**Do this**
Print the listing that follows, character for character.

[Stored records]
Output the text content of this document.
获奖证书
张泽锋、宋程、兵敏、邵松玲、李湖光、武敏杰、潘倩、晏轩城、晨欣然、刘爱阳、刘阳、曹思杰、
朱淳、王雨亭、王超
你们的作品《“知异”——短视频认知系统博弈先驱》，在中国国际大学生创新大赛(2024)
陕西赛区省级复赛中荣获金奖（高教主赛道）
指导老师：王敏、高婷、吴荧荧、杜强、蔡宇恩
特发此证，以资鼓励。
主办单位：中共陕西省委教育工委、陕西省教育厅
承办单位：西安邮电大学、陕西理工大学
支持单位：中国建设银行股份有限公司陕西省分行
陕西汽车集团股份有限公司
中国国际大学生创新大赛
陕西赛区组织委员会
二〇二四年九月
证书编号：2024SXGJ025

**Answer below**
Output the text content of this document.
获奖证书
张泽锋、宋程、兵敏、邵松玲、李湖光、武敏杰、潘倩、晏轩城、晨欣然、刘爱阳、刘阳、曹思杰、
朱淳、王雨亭、王超
你们的作品《“知异”——短视频认知系统博弈先驱》，在中国国际大学生创新大赛(2024)
陕西赛区省级复赛中荣获金奖（高教主赛道）
指导老师：王敏、高婷、吴荧荧、杜强、蔡宇恩
特发此证，以资鼓励。
主办单位：中共陕西省委教育工委、陕西省教育厅
承办单位：西安邮电大学、陕西理工大学
支持单位：中国建设银行股份有限公司陕西省分行
陕西汽车集团股份有限公司
中国国际大学生创新大赛
陕西赛区组织委员会
二〇二四年九月
证书编号：2024SXGJ025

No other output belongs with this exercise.